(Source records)

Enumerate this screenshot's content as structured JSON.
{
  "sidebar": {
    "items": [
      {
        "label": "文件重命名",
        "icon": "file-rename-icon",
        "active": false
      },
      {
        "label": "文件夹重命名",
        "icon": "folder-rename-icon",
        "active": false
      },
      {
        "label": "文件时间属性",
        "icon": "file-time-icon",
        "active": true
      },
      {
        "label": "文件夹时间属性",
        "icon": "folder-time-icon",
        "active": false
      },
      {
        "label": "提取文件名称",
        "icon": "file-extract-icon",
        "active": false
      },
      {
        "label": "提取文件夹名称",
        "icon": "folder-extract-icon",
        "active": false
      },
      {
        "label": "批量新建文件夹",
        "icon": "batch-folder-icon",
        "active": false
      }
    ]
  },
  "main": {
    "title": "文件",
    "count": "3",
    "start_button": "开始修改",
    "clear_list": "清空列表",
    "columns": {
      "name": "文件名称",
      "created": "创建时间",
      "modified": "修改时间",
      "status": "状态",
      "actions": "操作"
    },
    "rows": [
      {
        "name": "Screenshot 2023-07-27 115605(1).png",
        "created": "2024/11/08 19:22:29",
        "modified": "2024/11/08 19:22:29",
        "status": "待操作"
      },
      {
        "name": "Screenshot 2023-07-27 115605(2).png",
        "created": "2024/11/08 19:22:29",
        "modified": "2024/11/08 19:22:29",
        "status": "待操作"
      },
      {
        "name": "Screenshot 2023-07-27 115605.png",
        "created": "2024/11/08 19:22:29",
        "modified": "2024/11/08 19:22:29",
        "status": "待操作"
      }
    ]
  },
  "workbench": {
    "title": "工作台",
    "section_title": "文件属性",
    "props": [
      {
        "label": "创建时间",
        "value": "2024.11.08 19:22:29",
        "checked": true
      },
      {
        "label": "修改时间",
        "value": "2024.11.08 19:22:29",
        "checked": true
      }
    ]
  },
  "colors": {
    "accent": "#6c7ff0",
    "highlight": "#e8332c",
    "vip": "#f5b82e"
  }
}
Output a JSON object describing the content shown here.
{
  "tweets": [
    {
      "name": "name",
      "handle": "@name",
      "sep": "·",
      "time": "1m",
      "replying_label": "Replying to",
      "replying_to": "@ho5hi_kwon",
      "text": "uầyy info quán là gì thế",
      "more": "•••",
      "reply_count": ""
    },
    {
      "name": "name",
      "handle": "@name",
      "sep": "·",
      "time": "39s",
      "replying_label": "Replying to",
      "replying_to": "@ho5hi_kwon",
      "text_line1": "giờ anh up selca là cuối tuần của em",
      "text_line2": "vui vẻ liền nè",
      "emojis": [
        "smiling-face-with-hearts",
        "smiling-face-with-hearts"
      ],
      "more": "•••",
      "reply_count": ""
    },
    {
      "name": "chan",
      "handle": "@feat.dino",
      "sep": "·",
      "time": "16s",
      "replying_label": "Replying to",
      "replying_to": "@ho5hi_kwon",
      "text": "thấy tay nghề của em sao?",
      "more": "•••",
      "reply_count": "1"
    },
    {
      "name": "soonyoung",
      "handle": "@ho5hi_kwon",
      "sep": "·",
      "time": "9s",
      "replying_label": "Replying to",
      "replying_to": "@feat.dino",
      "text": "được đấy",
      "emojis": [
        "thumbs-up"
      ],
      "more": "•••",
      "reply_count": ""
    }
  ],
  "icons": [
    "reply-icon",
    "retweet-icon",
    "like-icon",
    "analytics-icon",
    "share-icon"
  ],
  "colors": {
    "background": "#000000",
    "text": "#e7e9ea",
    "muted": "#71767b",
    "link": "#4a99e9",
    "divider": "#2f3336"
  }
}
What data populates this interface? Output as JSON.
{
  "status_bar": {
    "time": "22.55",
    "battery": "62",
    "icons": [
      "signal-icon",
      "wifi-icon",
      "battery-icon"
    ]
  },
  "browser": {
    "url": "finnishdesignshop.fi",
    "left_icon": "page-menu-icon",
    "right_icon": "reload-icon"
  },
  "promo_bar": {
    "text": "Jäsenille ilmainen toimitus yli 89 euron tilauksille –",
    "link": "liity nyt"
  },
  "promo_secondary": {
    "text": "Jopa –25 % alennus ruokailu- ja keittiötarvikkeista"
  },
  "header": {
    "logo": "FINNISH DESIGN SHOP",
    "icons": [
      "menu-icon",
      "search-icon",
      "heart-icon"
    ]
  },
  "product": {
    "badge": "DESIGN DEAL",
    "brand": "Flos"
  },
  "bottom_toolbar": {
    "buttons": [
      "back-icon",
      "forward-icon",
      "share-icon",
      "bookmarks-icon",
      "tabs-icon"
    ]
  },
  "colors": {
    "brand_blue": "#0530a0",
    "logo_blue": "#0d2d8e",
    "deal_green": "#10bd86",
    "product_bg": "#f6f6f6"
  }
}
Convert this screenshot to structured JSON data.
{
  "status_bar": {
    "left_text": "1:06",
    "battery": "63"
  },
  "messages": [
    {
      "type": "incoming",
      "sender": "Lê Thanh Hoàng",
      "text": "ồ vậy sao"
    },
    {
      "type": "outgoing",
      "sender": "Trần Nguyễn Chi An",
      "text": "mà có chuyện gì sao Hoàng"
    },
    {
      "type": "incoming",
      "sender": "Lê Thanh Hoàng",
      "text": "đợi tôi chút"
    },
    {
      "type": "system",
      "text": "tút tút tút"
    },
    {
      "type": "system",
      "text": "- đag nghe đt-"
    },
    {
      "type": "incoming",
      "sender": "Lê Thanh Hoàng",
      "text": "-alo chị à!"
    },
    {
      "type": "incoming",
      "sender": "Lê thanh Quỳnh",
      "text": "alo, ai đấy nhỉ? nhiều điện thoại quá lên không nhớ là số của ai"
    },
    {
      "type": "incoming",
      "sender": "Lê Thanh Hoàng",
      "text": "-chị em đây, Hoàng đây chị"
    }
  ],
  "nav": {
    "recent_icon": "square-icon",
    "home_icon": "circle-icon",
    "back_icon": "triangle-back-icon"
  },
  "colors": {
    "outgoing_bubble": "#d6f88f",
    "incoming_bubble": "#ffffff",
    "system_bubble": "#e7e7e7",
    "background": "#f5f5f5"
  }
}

▶ _What to work on_: From the entries above, extract every line where the word "hearts" appears.

▶ _Exercise solution_:
        "smiling-face-with-hearts",
        "smiling-face-with-hearts"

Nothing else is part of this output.